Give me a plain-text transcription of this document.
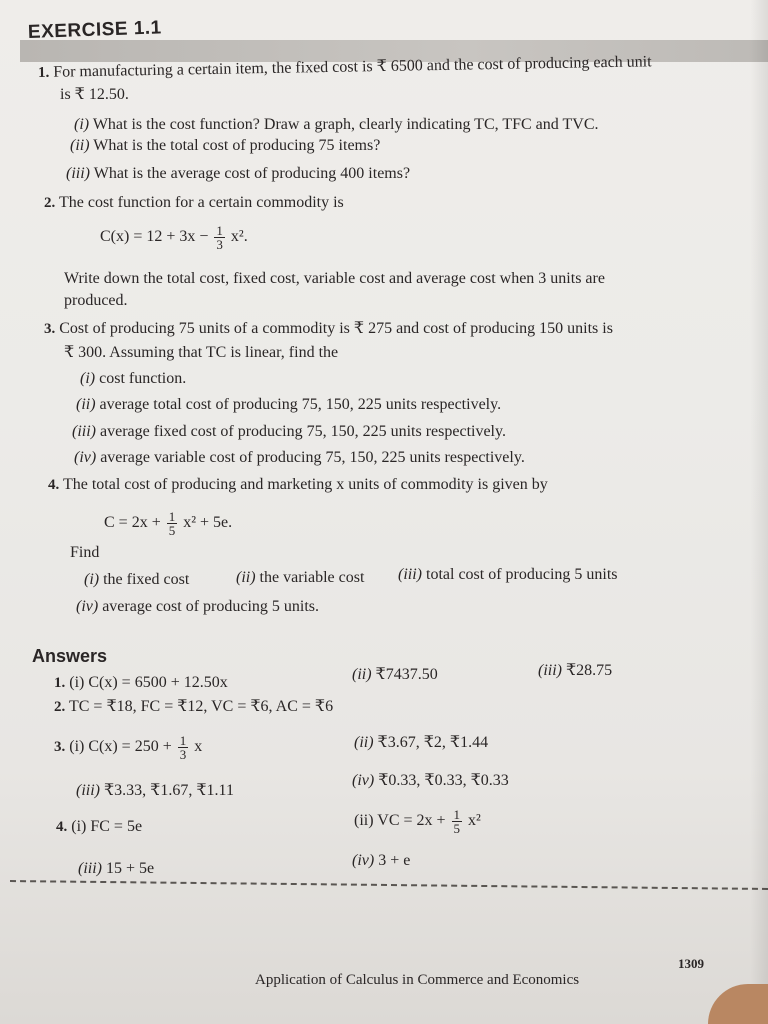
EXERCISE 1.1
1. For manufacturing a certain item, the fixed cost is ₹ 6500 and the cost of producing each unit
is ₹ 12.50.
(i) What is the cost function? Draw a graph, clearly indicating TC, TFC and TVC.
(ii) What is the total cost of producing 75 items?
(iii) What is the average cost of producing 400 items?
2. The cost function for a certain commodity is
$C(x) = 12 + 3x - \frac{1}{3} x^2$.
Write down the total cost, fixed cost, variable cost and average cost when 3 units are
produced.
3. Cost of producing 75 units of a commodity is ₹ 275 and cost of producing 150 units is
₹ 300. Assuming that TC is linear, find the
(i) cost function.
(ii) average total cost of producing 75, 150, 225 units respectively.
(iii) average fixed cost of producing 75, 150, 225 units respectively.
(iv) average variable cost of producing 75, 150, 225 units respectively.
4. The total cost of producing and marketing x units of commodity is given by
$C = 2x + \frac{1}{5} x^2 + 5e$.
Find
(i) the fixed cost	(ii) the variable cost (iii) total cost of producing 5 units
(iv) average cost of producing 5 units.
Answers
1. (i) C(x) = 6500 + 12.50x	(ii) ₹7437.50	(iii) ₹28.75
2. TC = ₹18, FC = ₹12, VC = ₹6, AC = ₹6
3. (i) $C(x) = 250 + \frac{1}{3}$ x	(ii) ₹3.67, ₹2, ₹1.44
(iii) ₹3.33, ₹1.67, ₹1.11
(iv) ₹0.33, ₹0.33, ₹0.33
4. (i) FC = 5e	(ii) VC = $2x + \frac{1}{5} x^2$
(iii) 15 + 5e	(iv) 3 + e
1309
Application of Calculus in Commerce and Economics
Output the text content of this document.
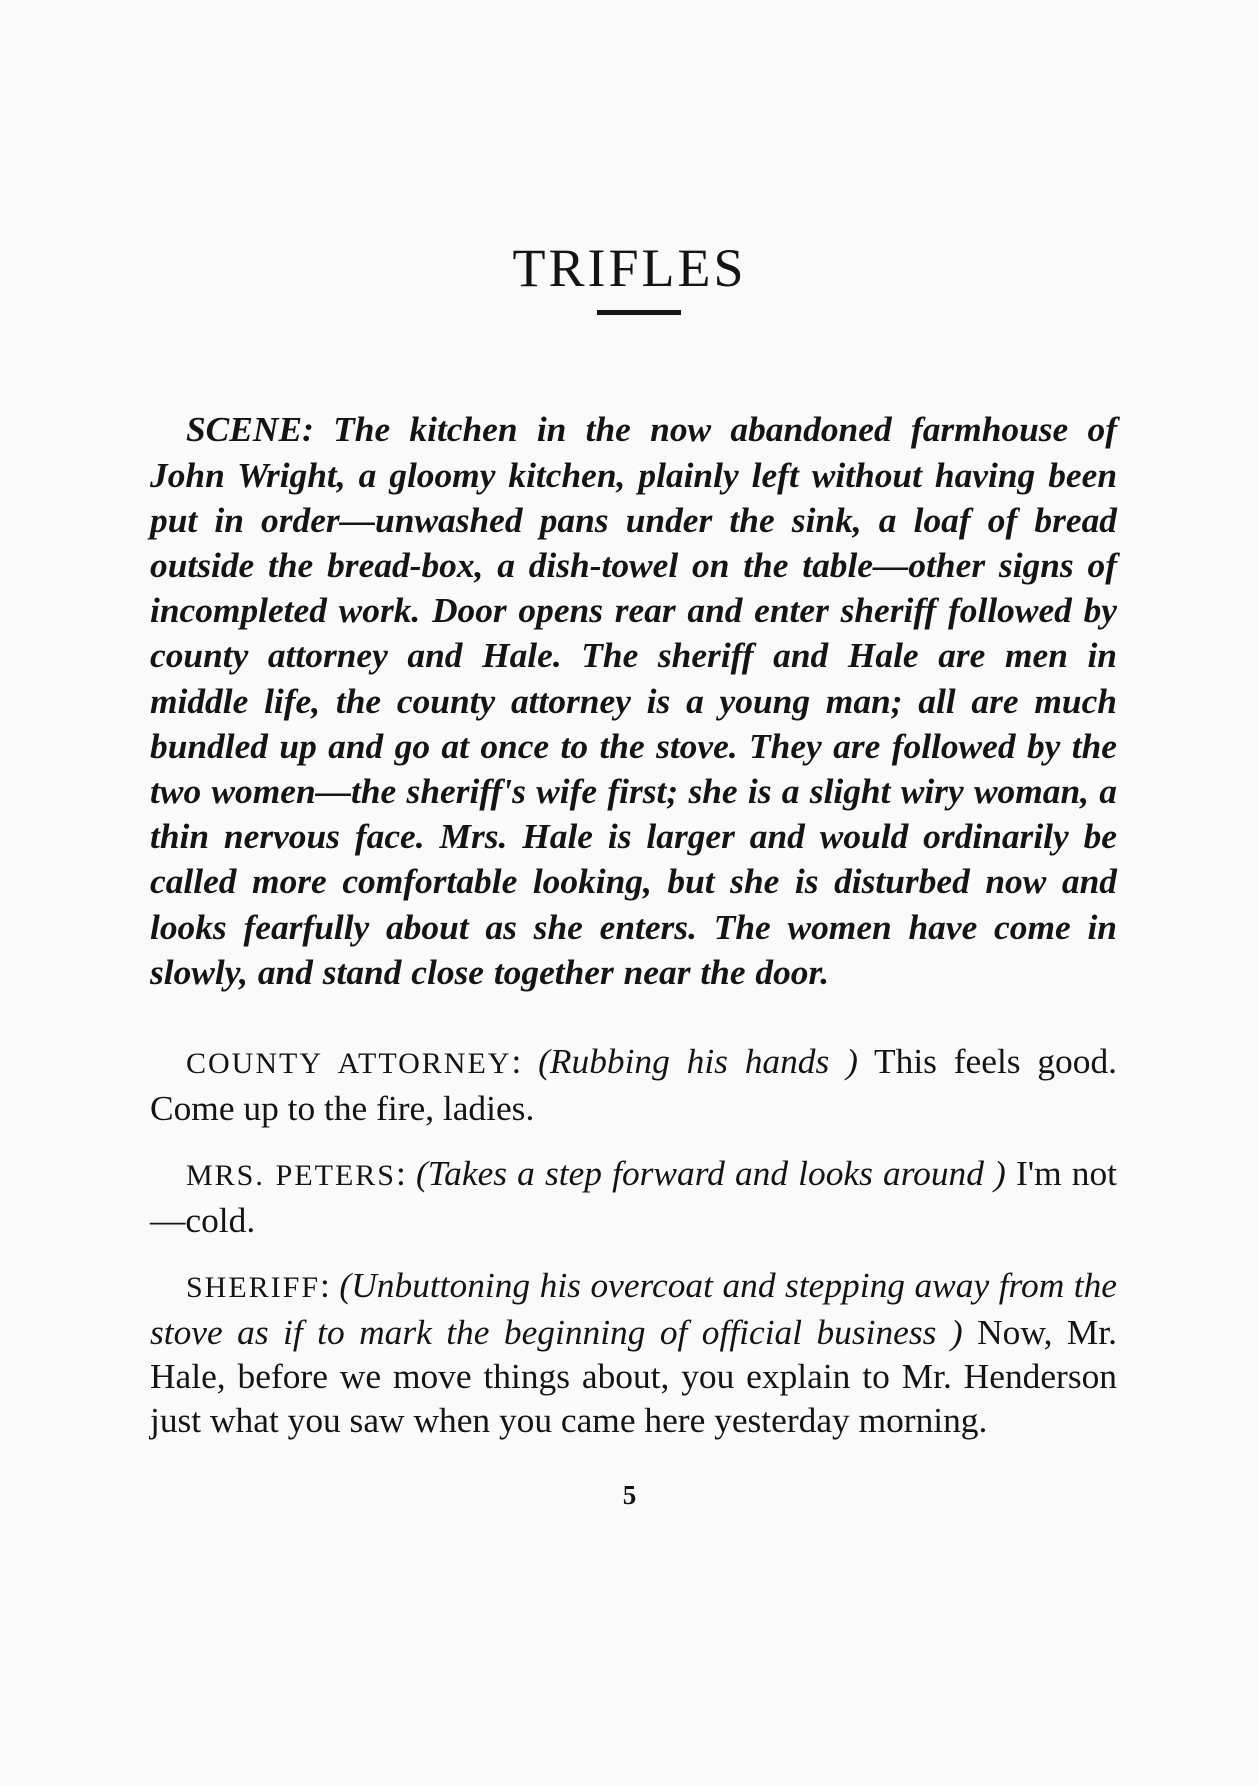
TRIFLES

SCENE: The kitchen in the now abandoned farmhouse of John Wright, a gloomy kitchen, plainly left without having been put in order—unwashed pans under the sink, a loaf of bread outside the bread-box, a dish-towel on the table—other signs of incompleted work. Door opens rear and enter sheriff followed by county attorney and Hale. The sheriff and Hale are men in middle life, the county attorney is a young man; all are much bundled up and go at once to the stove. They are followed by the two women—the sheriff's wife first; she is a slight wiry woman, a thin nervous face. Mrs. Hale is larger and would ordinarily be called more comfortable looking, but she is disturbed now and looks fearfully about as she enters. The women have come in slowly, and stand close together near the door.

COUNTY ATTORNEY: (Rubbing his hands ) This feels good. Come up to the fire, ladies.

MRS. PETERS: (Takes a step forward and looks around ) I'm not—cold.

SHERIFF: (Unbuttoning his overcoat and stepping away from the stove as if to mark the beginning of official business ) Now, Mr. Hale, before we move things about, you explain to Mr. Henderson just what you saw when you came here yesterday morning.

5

---

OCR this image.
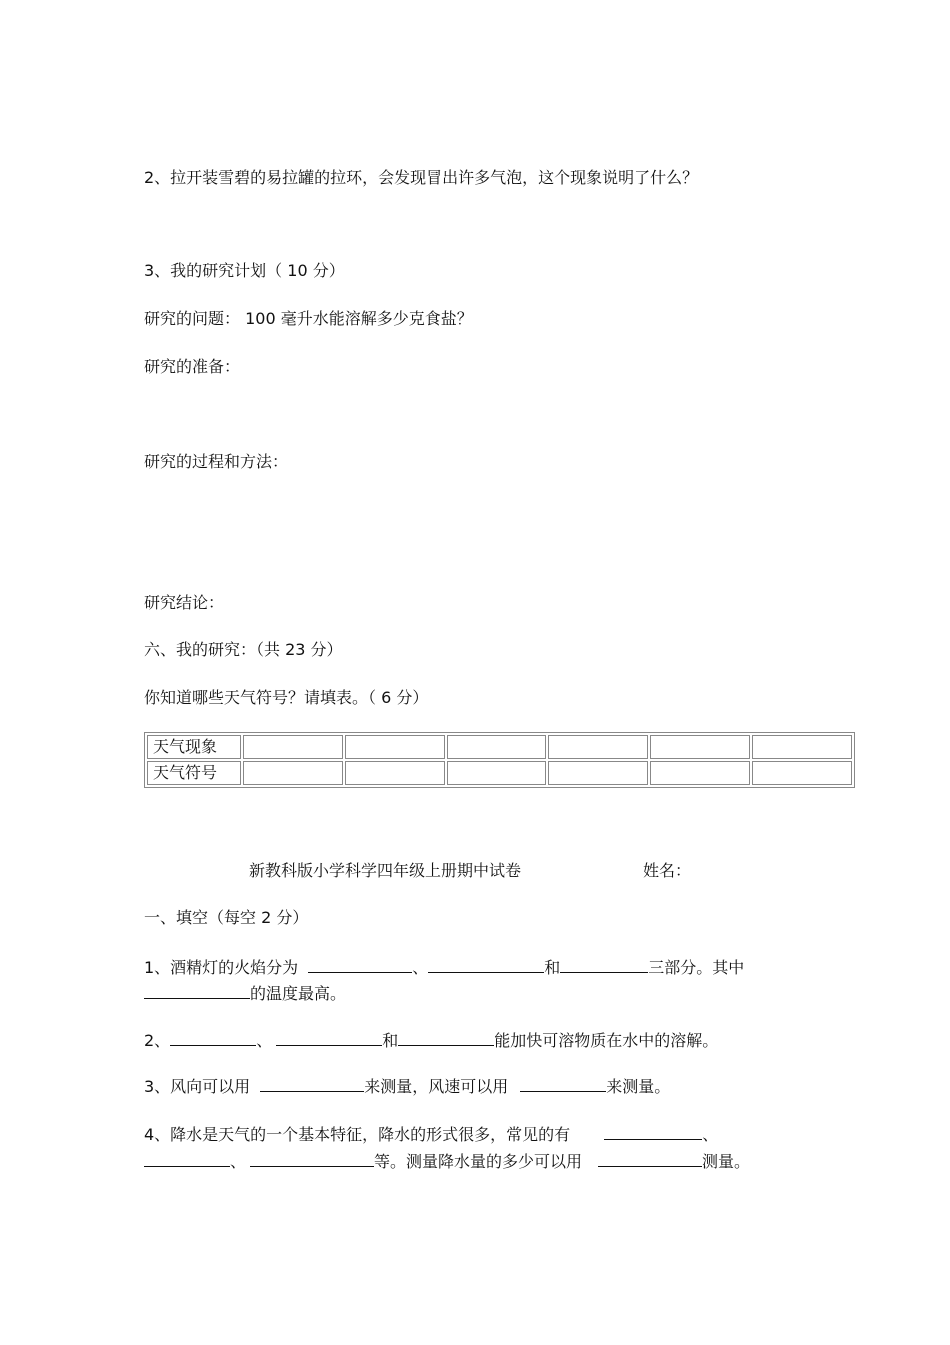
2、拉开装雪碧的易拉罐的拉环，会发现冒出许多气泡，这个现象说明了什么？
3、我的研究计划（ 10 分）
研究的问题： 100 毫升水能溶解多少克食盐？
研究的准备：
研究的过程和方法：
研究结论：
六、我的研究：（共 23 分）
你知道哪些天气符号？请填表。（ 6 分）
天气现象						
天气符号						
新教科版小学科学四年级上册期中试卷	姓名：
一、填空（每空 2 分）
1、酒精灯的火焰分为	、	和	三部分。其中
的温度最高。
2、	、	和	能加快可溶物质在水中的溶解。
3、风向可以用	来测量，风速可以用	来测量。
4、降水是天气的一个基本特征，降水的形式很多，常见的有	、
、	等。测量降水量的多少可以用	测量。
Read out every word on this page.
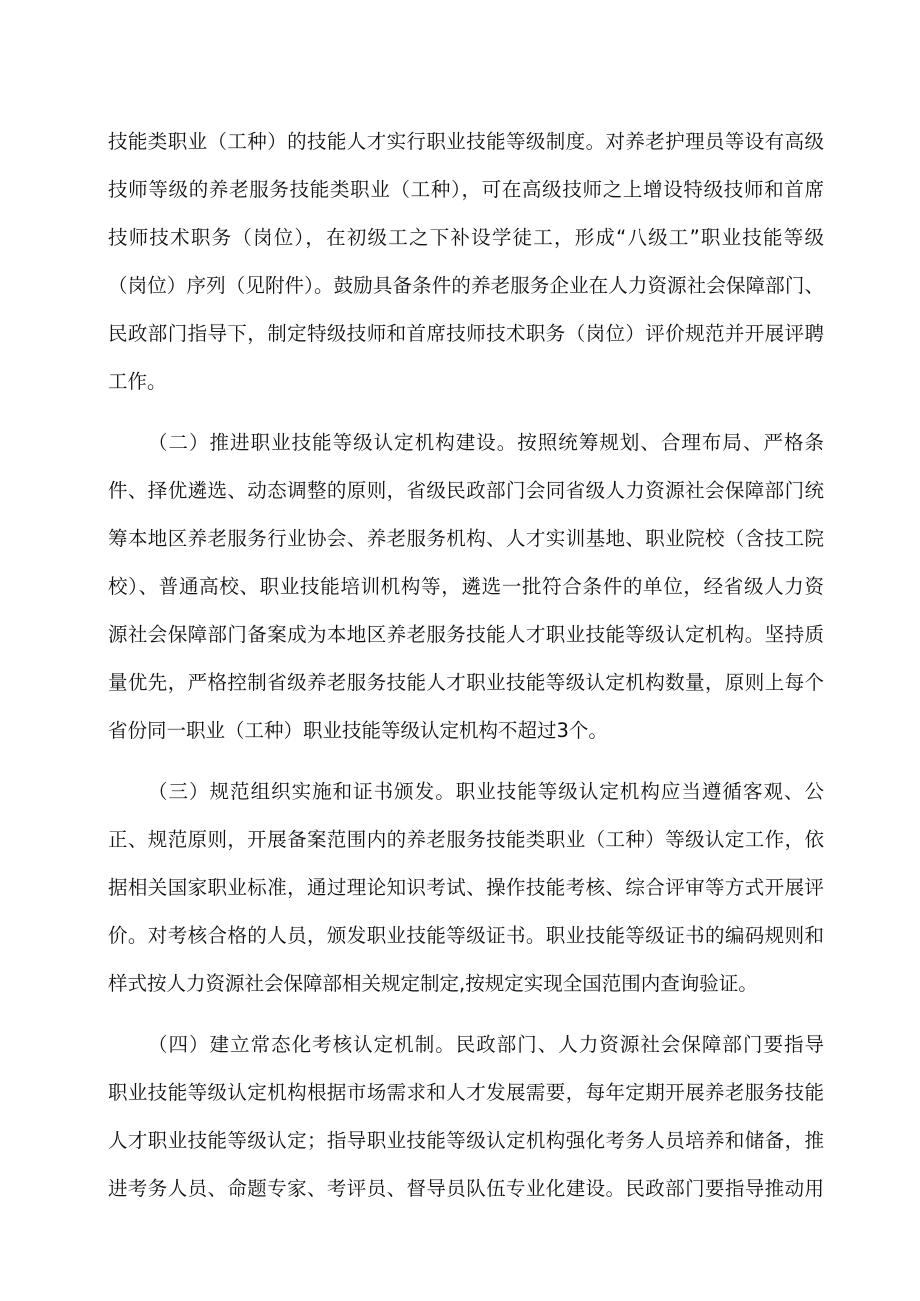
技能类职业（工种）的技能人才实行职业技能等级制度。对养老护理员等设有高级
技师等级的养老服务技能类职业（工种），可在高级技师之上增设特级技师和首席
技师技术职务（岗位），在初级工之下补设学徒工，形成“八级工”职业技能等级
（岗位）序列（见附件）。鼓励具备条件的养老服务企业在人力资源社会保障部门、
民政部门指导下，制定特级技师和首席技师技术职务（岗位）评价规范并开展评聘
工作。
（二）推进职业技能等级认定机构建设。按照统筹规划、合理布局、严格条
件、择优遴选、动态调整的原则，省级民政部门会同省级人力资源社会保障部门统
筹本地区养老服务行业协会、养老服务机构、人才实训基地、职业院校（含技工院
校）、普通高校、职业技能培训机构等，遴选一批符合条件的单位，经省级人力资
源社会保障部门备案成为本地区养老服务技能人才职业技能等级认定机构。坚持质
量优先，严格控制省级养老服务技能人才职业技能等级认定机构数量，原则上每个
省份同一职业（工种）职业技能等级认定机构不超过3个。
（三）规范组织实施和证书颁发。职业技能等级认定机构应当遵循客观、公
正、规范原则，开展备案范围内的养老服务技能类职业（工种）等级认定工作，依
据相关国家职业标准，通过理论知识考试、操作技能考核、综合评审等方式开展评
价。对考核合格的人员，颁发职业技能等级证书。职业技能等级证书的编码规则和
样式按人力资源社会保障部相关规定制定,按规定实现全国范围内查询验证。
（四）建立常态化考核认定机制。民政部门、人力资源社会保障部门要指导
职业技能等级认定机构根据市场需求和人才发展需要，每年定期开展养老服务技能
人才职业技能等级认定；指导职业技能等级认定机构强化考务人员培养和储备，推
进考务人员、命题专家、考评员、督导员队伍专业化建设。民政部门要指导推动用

# Problem
Work out how many lines above contain the word "frac". Give only the number.

# Response to this exercise
4